===== The input =====

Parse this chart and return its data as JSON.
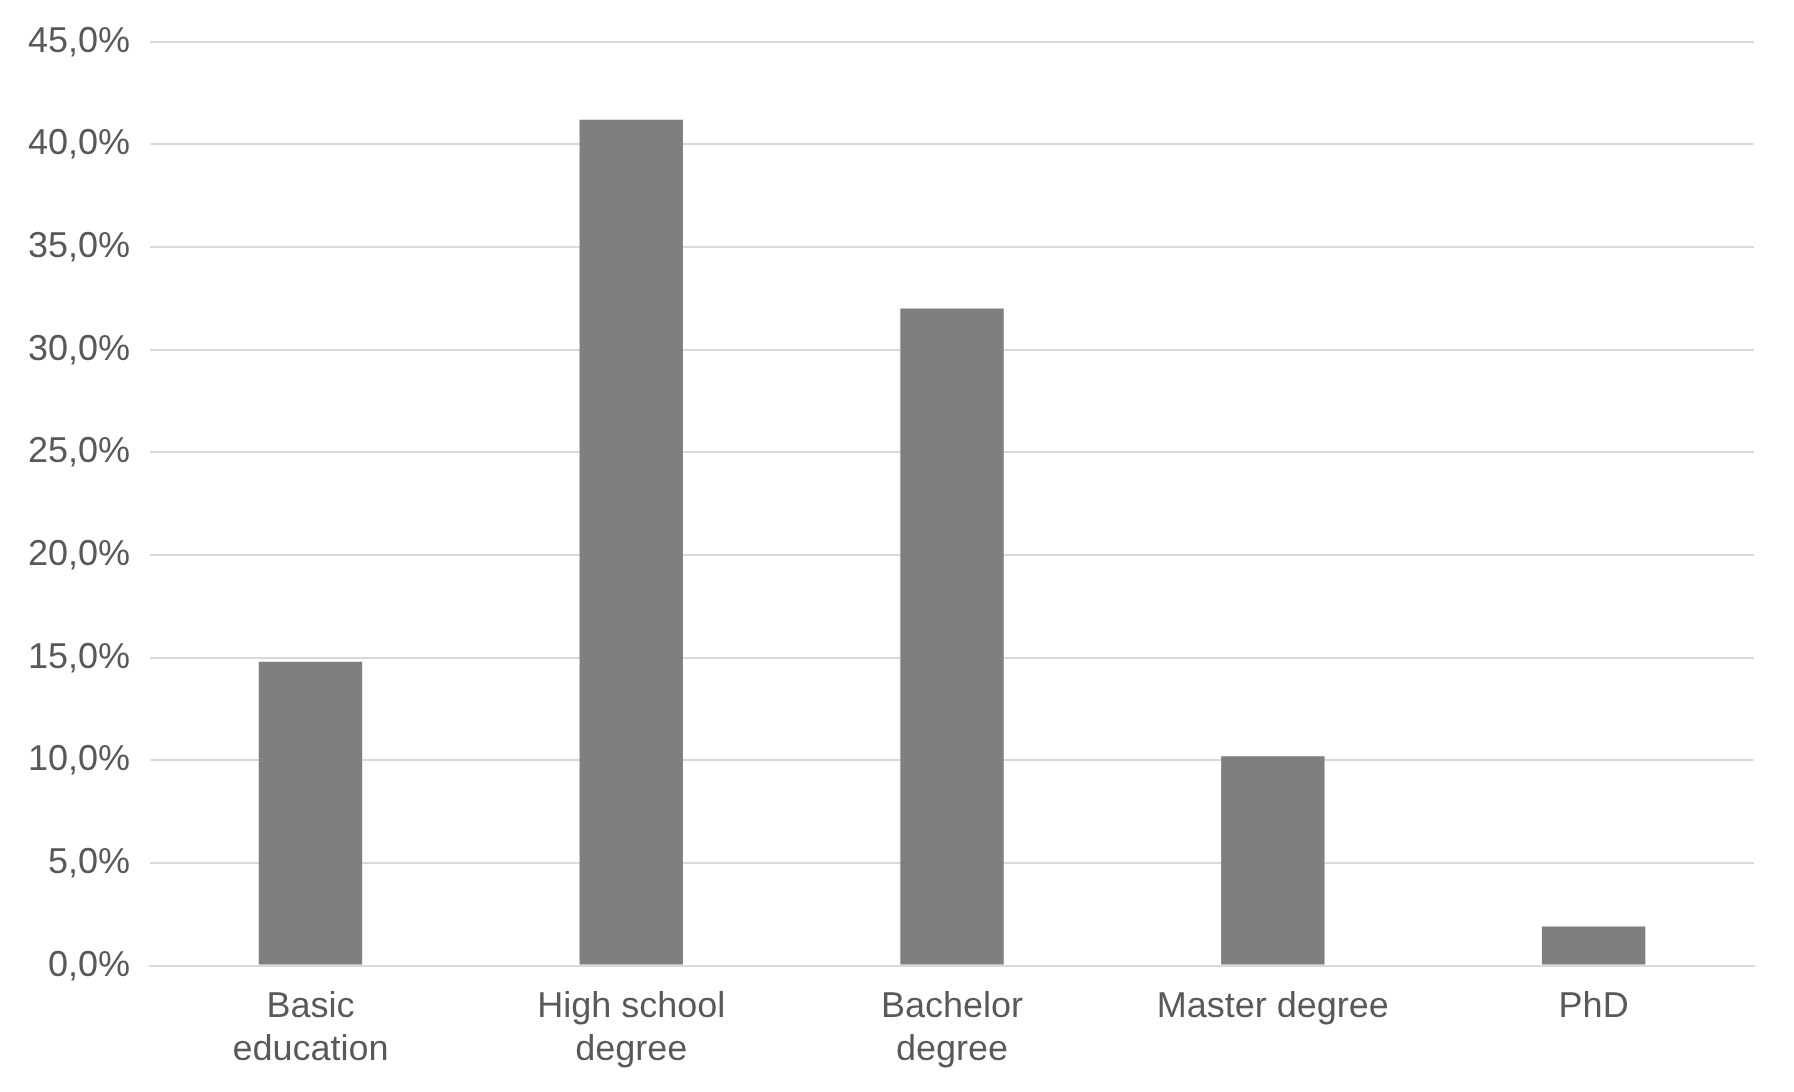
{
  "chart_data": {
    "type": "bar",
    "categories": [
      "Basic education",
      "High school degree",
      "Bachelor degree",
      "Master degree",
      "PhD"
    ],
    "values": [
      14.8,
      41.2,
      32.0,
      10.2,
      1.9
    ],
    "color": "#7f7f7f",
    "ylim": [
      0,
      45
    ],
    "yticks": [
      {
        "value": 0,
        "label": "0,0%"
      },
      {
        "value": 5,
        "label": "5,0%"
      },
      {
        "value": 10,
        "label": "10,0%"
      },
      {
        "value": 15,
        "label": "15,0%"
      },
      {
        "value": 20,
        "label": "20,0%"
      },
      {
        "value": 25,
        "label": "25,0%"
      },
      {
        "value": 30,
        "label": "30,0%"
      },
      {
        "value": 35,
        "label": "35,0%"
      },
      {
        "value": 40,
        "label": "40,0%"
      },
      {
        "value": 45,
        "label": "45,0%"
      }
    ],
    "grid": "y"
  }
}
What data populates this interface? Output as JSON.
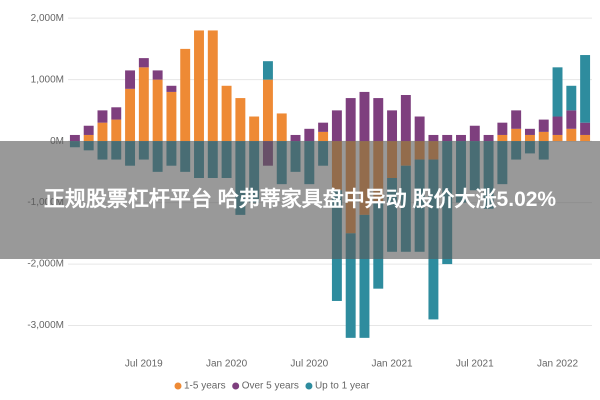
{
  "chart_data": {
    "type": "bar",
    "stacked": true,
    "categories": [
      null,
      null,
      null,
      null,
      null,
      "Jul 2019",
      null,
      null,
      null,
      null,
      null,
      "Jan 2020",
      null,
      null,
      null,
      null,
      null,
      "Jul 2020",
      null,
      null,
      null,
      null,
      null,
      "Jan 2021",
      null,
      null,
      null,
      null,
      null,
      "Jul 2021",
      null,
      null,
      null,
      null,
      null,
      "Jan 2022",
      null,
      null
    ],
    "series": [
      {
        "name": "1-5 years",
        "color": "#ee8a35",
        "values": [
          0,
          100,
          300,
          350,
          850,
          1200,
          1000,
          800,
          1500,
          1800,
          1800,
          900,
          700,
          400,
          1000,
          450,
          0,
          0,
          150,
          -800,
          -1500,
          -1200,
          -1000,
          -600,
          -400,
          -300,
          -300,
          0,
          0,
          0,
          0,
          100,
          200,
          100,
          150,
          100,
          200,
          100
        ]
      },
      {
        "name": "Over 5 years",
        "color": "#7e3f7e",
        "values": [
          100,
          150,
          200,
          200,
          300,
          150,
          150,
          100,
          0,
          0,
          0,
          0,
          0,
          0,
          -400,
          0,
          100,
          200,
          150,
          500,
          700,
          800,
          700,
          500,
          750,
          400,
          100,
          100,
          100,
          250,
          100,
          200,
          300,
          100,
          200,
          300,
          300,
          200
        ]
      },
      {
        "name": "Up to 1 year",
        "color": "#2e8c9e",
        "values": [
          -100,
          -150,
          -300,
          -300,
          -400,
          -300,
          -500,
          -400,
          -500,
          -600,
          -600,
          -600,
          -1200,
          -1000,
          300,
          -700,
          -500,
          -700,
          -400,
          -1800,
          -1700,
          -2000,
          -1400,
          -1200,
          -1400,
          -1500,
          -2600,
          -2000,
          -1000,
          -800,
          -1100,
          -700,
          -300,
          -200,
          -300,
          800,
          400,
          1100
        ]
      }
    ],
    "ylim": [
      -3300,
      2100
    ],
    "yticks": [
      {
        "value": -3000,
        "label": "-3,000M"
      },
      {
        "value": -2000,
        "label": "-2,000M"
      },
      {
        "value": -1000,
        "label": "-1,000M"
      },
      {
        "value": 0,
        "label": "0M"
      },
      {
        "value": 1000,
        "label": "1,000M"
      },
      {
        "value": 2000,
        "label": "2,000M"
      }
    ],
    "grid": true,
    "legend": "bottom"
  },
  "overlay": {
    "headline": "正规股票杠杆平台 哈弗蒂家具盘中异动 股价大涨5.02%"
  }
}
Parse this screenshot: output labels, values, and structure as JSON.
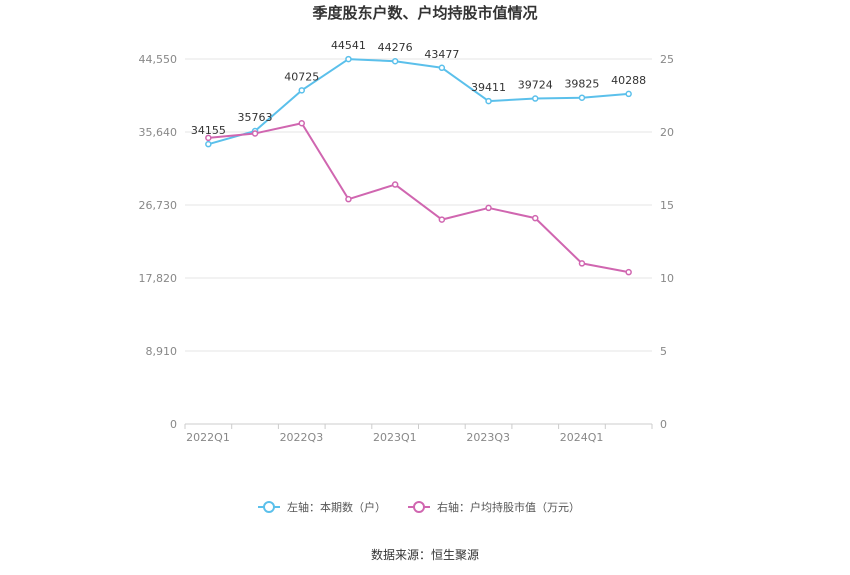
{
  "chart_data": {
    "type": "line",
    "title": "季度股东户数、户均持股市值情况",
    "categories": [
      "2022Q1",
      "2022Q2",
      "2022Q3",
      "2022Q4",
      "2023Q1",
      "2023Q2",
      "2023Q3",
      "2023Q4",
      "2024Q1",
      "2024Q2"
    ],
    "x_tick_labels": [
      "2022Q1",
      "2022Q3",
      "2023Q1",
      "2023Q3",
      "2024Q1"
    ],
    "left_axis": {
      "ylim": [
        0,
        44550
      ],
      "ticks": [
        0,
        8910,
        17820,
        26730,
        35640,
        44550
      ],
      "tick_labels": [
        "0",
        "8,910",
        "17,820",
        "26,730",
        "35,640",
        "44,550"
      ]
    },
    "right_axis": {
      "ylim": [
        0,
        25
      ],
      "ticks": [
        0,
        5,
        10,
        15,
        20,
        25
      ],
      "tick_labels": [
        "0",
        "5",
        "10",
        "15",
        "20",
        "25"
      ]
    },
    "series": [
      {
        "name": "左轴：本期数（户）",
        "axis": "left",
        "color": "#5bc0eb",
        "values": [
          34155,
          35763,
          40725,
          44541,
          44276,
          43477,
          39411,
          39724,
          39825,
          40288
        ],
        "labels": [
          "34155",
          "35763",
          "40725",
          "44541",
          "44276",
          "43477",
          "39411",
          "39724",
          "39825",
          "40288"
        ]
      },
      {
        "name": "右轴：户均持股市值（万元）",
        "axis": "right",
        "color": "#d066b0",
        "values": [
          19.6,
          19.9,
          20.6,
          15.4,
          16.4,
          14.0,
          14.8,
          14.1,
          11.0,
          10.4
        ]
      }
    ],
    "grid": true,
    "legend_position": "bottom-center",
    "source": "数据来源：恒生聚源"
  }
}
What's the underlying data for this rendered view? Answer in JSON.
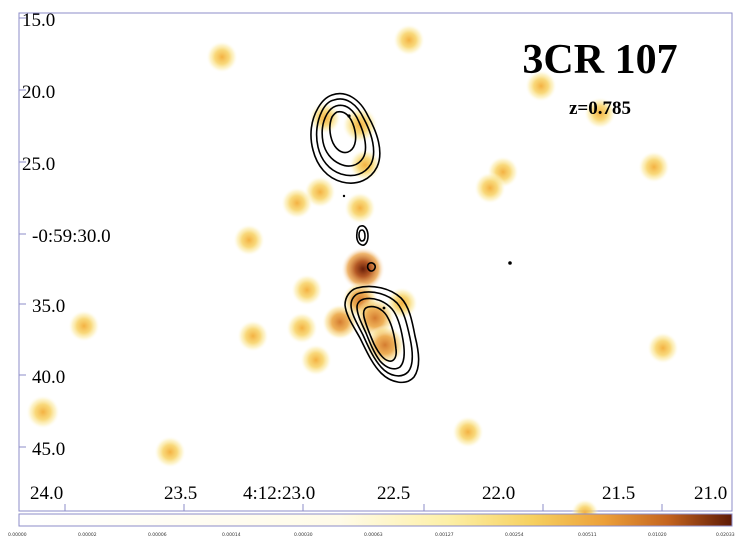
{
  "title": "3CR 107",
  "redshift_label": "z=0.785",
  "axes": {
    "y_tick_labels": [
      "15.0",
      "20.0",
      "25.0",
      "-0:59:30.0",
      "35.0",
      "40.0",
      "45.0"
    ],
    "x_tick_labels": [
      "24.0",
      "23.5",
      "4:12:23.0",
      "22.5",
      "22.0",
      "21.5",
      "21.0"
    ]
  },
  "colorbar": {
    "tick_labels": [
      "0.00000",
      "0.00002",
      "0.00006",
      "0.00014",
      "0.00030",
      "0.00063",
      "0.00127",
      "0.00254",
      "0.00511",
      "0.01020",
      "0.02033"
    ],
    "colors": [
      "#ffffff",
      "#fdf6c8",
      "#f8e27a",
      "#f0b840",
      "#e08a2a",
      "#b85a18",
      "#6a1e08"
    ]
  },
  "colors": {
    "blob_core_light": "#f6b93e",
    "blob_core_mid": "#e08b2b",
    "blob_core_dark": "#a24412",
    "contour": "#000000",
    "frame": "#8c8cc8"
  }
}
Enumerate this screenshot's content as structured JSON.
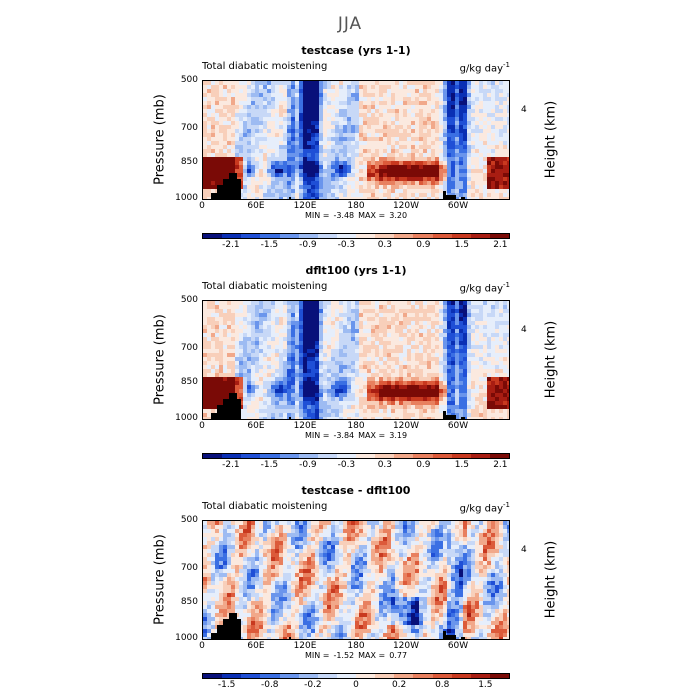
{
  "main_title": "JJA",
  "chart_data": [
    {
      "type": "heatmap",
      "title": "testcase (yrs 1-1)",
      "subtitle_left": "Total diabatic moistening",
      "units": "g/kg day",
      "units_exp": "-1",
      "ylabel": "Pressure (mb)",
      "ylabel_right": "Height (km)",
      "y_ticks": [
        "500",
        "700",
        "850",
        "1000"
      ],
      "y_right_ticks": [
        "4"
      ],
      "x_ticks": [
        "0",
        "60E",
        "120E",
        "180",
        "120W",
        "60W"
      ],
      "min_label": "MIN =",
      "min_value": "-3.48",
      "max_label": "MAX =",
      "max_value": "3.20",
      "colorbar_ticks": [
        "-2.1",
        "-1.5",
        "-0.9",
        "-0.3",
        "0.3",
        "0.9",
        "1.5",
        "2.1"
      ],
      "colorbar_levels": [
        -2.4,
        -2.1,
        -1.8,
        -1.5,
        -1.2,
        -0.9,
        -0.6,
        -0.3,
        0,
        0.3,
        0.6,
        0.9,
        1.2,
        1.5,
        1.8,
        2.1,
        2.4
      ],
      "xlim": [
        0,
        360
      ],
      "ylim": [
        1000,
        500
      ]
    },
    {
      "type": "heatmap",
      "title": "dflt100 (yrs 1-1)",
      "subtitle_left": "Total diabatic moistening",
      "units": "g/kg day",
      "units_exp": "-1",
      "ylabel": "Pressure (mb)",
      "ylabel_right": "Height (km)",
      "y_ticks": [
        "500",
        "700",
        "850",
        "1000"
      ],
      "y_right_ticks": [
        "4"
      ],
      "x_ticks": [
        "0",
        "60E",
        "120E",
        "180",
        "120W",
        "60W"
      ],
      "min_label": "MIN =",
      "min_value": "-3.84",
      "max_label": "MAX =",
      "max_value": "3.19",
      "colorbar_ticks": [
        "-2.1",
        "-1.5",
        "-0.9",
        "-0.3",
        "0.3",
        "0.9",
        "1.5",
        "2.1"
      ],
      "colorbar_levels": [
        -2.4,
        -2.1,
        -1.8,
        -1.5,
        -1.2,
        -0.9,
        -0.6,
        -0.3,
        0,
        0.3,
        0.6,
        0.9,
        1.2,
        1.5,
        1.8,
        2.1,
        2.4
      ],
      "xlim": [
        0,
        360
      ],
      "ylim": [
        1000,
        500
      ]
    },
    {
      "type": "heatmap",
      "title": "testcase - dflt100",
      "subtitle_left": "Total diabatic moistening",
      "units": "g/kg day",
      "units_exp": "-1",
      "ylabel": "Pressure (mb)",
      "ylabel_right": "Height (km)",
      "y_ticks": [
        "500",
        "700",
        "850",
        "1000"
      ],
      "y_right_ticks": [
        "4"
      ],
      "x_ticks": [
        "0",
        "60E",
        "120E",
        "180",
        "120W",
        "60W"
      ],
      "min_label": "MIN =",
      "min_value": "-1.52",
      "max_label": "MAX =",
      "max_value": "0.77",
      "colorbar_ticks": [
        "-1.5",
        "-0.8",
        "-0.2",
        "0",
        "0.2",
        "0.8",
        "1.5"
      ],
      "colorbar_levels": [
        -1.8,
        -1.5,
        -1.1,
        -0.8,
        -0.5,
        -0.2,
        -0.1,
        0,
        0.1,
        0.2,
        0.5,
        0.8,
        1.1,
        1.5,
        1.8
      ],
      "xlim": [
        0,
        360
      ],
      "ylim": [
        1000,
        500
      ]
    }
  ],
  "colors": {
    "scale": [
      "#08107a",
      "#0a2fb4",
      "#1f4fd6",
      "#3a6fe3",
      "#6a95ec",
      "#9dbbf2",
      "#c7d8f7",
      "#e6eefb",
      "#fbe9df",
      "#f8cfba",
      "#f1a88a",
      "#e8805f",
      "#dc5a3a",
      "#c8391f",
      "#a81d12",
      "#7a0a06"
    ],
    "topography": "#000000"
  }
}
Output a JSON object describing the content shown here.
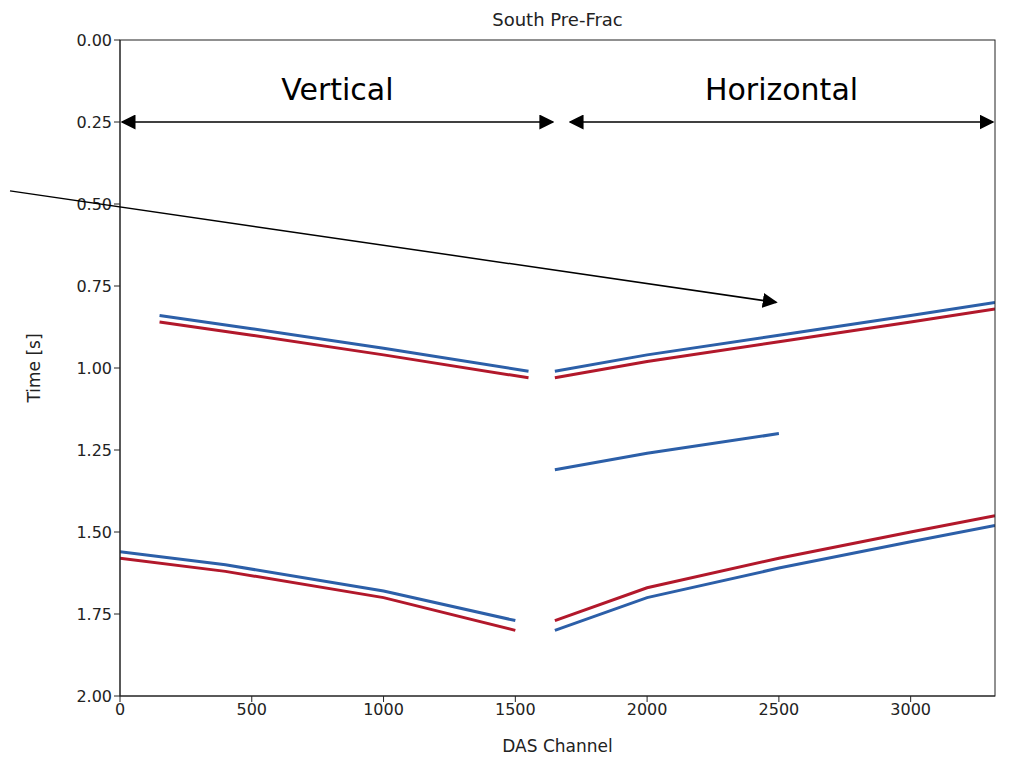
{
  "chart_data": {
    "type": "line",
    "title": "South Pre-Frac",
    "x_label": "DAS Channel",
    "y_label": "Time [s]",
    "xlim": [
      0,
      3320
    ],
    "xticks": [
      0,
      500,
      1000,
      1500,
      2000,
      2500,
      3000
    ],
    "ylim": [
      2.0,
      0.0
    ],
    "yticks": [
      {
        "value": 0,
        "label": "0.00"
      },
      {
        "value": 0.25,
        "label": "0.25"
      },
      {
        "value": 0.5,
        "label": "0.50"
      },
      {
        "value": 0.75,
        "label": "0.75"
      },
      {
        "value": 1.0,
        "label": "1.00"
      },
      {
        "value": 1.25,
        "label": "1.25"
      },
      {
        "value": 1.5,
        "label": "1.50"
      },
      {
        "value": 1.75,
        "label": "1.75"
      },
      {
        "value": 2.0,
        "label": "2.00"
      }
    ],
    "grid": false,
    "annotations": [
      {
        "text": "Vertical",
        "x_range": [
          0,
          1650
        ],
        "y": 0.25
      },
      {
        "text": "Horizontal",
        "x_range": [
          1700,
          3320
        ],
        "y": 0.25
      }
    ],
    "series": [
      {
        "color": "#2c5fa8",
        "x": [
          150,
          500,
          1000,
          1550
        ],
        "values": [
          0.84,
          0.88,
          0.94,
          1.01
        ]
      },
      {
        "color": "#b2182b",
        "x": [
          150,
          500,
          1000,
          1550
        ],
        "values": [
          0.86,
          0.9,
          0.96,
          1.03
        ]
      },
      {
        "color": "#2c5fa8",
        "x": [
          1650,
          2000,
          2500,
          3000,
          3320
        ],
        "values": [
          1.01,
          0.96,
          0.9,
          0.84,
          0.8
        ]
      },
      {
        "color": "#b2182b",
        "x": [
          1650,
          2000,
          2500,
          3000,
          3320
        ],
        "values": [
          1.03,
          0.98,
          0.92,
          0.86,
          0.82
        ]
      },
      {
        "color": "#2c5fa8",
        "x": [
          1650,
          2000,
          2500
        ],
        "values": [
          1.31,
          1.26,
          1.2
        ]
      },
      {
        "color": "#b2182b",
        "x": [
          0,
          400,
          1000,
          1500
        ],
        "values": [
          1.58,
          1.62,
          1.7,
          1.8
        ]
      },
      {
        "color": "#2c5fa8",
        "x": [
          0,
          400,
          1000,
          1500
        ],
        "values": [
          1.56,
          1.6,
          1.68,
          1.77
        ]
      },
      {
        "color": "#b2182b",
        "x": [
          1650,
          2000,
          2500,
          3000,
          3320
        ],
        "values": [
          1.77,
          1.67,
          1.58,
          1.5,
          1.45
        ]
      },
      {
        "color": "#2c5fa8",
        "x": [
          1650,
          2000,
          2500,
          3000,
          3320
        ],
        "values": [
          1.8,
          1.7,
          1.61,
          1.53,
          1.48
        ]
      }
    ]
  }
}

=====

#### Task requirements
Track down every line holding the string "name" and copy it.

#### Finished task
        "name": "1-5 years",
        "name": "Over 5 years",
        "name": "Up to 1 year",
        "name": "左轴：本期数（户）",
        "name": "右轴：户均持股市值（万元）",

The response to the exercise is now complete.